[Description of the task] Read through the data and report every line in which the word "PLAT" occurs.

[Dataset content]
※
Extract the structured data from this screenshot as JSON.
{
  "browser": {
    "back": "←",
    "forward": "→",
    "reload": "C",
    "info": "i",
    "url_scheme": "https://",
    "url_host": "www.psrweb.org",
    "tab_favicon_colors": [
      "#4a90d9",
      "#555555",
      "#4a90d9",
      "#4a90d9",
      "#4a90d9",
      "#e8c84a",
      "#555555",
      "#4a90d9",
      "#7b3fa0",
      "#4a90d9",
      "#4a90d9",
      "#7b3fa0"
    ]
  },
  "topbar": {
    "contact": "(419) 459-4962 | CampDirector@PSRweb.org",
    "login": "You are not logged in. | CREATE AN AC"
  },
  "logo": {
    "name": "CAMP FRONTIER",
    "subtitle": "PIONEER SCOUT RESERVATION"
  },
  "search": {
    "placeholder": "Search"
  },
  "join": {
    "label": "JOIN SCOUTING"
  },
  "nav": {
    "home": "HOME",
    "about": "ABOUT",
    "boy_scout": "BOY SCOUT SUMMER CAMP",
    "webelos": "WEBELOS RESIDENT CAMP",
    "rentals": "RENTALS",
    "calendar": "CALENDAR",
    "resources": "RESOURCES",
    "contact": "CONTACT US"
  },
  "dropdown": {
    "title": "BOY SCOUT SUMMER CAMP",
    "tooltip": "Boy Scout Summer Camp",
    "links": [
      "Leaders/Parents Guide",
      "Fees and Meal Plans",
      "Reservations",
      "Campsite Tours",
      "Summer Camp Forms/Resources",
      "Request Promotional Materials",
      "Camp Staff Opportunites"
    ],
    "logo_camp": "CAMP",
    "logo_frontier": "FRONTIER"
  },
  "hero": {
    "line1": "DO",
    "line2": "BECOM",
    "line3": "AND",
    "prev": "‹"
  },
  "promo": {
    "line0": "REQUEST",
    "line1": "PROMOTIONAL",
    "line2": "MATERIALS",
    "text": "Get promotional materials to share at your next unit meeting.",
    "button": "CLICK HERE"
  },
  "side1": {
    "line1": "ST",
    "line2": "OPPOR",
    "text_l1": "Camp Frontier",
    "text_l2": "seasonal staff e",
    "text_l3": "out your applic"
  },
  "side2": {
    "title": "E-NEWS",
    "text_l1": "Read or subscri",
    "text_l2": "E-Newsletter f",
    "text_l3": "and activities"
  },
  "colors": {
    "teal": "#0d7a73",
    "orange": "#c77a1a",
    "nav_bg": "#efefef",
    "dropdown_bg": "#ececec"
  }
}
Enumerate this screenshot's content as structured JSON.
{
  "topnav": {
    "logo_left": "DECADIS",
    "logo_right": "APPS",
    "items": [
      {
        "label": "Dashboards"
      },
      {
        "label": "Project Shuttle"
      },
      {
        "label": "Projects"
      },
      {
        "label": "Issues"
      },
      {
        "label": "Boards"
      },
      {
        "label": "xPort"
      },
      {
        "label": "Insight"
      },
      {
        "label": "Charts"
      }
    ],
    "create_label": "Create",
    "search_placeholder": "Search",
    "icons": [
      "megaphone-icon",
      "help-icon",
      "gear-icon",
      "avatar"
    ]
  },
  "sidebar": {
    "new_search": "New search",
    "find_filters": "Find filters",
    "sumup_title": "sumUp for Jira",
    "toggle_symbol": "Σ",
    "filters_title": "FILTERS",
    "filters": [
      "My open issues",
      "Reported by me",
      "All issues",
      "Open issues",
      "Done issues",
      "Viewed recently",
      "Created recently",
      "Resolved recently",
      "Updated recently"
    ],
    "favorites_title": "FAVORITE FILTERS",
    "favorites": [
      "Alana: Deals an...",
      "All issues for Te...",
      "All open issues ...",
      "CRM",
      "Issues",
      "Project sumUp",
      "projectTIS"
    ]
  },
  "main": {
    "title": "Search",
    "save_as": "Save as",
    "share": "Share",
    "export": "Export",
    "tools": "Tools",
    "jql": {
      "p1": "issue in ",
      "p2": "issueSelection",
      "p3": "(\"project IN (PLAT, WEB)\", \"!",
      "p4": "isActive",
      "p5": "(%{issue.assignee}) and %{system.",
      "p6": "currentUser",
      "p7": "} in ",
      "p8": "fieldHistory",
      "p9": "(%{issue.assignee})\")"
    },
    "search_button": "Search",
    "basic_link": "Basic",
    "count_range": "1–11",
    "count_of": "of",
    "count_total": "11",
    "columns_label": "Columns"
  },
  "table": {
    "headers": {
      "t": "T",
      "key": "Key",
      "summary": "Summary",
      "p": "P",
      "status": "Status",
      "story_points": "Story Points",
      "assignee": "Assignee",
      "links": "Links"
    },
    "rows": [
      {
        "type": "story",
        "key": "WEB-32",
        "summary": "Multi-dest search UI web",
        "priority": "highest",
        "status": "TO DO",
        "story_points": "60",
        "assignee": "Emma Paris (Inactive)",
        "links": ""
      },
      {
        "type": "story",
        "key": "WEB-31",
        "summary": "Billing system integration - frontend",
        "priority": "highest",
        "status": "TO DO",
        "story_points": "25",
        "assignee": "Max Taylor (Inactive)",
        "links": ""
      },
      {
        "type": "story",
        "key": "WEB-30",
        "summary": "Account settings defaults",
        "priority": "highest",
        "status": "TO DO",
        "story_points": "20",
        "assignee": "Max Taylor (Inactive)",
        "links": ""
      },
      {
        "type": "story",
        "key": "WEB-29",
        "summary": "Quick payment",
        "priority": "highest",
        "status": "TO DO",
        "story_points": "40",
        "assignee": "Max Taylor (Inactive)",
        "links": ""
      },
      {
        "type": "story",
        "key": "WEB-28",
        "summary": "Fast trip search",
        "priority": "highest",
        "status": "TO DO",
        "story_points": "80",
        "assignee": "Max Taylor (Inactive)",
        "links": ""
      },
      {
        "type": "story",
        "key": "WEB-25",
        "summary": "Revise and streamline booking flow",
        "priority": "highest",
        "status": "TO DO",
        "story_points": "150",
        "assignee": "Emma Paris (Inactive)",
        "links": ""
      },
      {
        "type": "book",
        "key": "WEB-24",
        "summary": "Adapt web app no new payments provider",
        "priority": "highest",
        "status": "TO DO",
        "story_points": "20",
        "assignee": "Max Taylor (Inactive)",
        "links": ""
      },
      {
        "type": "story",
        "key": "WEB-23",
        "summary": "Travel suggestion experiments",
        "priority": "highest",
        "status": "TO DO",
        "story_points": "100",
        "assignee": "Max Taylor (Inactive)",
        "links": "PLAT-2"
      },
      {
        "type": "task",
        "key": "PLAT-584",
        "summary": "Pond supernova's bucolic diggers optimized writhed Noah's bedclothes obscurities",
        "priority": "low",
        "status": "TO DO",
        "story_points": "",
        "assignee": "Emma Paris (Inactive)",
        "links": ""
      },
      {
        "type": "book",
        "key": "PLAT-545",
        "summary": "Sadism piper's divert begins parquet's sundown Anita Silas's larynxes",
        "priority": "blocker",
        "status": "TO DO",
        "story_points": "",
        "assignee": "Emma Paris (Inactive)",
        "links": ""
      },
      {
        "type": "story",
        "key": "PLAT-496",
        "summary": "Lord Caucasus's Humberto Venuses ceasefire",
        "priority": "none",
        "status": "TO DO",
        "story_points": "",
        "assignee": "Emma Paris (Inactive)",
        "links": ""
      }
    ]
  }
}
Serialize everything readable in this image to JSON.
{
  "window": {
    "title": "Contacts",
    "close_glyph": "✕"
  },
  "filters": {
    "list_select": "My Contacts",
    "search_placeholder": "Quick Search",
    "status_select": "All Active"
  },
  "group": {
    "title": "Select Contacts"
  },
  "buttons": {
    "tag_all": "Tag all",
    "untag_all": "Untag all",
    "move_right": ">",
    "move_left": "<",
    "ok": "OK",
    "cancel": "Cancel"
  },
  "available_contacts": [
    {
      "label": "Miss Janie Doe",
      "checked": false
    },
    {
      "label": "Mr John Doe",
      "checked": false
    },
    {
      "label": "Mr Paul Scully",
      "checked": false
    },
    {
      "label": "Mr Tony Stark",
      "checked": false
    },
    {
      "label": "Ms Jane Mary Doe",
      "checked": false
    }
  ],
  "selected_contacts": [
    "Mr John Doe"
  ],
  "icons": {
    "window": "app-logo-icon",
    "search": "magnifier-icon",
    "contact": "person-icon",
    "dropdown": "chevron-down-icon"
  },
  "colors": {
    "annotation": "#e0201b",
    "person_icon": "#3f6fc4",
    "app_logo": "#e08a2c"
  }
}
※
[Worked solution]
      "p3": "(\"project IN (PLAT, WEB)\", \"!",
        "links": "PLAT-2"
        "key": "PLAT-584",
        "key": "PLAT-545",
        "key": "PLAT-496",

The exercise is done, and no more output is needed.